■ PROBLEM: Go through the listing below and list every line with "博士研究生".

■ DATA SHOWN:
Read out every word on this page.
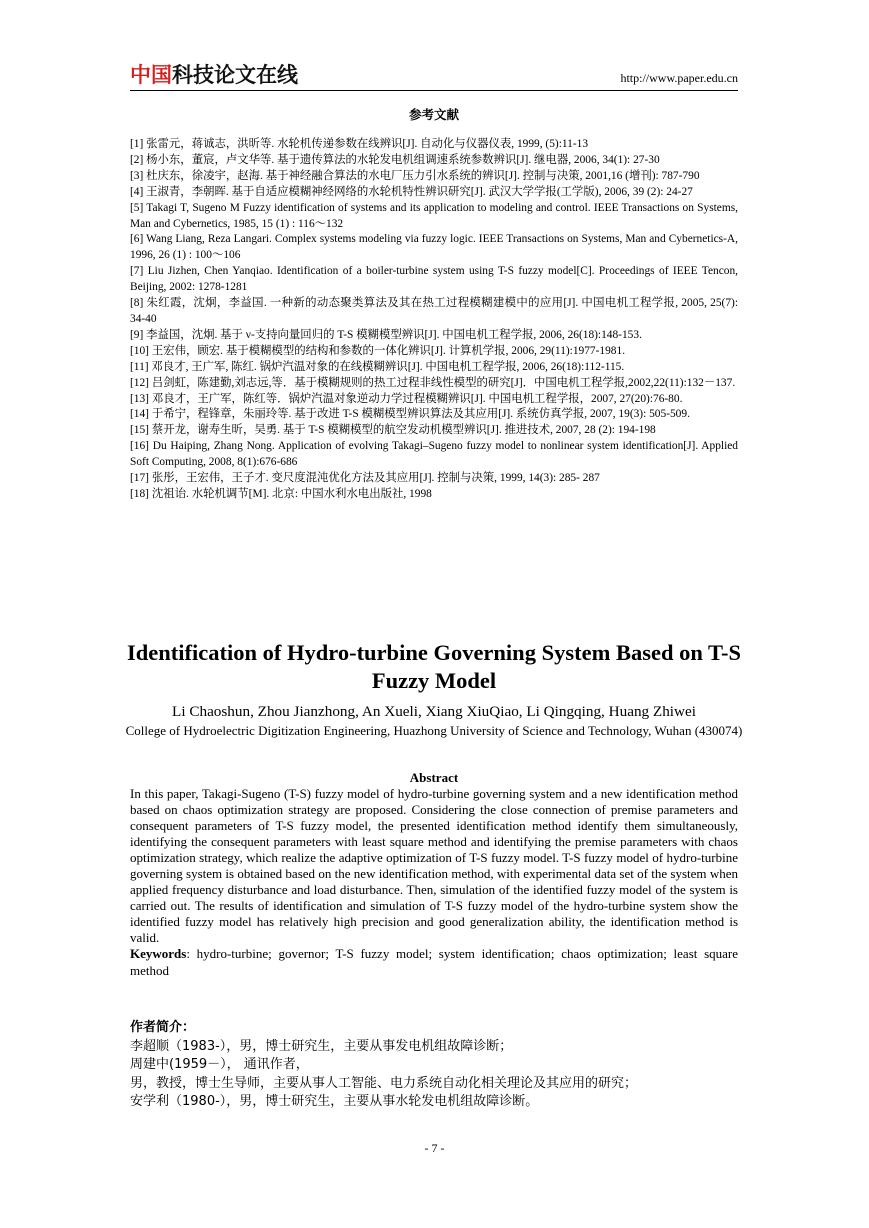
中国科技论文在线	http://www.paper.edu.cn
参考文献

[1] 张雷元，蒋诚志，洪昕等. 水轮机传递参数在线辨识[J]. 自动化与仪器仪表, 1999, (5):11-13

[2] 杨小东，董宸，卢文华等. 基于遗传算法的水轮发电机组调速系统参数辨识[J]. 继电器, 2006, 34(1): 27-30

[3] 杜庆东，徐凌宇，赵海. 基于神经融合算法的水电厂压力引水系统的辨识[J]. 控制与决策, 2001,16 (增刊): 787-790

[4] 王淑青，李朝晖. 基于自适应模糊神经网络的水轮机特性辨识研究[J]. 武汉大学学报(工学版), 2006, 39 (2): 24-27

[5] Takagi T, Sugeno M Fuzzy identification of systems and its application to modeling and control. IEEE Transactions on Systems, Man and Cybernetics, 1985, 15 (1) : 116～132

[6] Wang Liang, Reza Langari. Complex systems modeling via fuzzy logic. IEEE Transactions on Systems, Man and Cybernetics-A, 1996, 26 (1) : 100～106

[7] Liu Jizhen, Chen Yanqiao. Identification of a boiler-turbine system using T-S fuzzy model[C]. Proceedings of IEEE Tencon, Beijing, 2002: 1278-1281

[8] 朱红霞，沈炯，李益国. 一种新的动态聚类算法及其在热工过程模糊建模中的应用[J]. 中国电机工程学报, 2005, 25(7): 34-40

[9] 李益国，沈炯. 基于 ν-支持向量回归的 T-S 模糊模型辨识[J]. 中国电机工程学报, 2006, 26(18):148-153.

[10] 王宏伟，顾宏. 基于模糊模型的结构和参数的一体化辨识[J]. 计算机学报, 2006, 29(11):1977-1981.

[11] 邓良才, 王广军, 陈红. 锅炉汽温对象的在线模糊辨识[J]. 中国电机工程学报, 2006, 26(18):112-115.

[12] 吕剑虹，陈建勤,刘志远,等．基于模糊规则的热工过程非线性模型的研究[J]．中国电机工程学报,2002,22(11):132－137.

[13] 邓良才，王广军，陈红等．锅炉汽温对象逆动力学过程模糊辨识[J]. 中国电机工程学报，2007, 27(20):76-80.

[14] 于希宁，程锋章，朱丽玲等. 基于改进 T-S 模糊模型辨识算法及其应用[J]. 系统仿真学报, 2007, 19(3): 505-509.

[15] 蔡开龙，谢寿生昕，吴勇. 基于 T-S 模糊模型的航空发动机模型辨识[J]. 推进技术, 2007, 28 (2): 194-198

[16] Du Haiping, Zhang Nong. Application of evolving Takagi–Sugeno fuzzy model to nonlinear system identification[J]. Applied Soft Computing, 2008, 8(1):676-686

[17] 张彤，王宏伟，王子才. 变尺度混沌优化方法及其应用[J]. 控制与决策, 1999, 14(3): 285- 287

[18] 沈祖诒. 水轮机调节[M]. 北京: 中国水利水电出版社, 1998

Identification of Hydro-turbine Governing System Based on T-S Fuzzy Model
Li Chaoshun, Zhou Jianzhong, An Xueli, Xiang XiuQiao, Li Qingqing, Huang Zhiwei
College of Hydroelectric Digitization Engineering, Huazhong University of Science and Technology, Wuhan (430074)
Abstract

In this paper, Takagi-Sugeno (T-S) fuzzy model of hydro-turbine governing system and a new identification method based on chaos optimization strategy are proposed. Considering the close connection of premise parameters and consequent parameters of T-S fuzzy model, the presented identification method identify them simultaneously, identifying the consequent parameters with least square method and identifying the premise parameters with chaos optimization strategy, which realize the adaptive optimization of T-S fuzzy model. T-S fuzzy model of hydro-turbine governing system is obtained based on the new identification method, with experimental data set of the system when applied frequency disturbance and load disturbance. Then, simulation of the identified fuzzy model of the system is carried out. The results of identification and simulation of T-S fuzzy model of the hydro-turbine system show the identified fuzzy model has relatively high precision and good generalization ability, the identification method is valid.

Keywords: hydro-turbine; governor; T-S fuzzy model; system identification; chaos optimization; least square method

作者简介：

李超顺（1983-），男，博士研究生，主要从事发电机组故障诊断；

周建中(1959－）， 通讯作者，

男，教授，博士生导师，主要从事人工智能、电力系统自动化相关理论及其应用的研究；

安学利（1980-），男，博士研究生，主要从事水轮发电机组故障诊断。

- 7 -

■ EXERCISE RESULT:
李超顺（1983-），男，博士研究生，主要从事发电机组故障诊断；
安学利（1980-），男，博士研究生，主要从事水轮发电机组故障诊断。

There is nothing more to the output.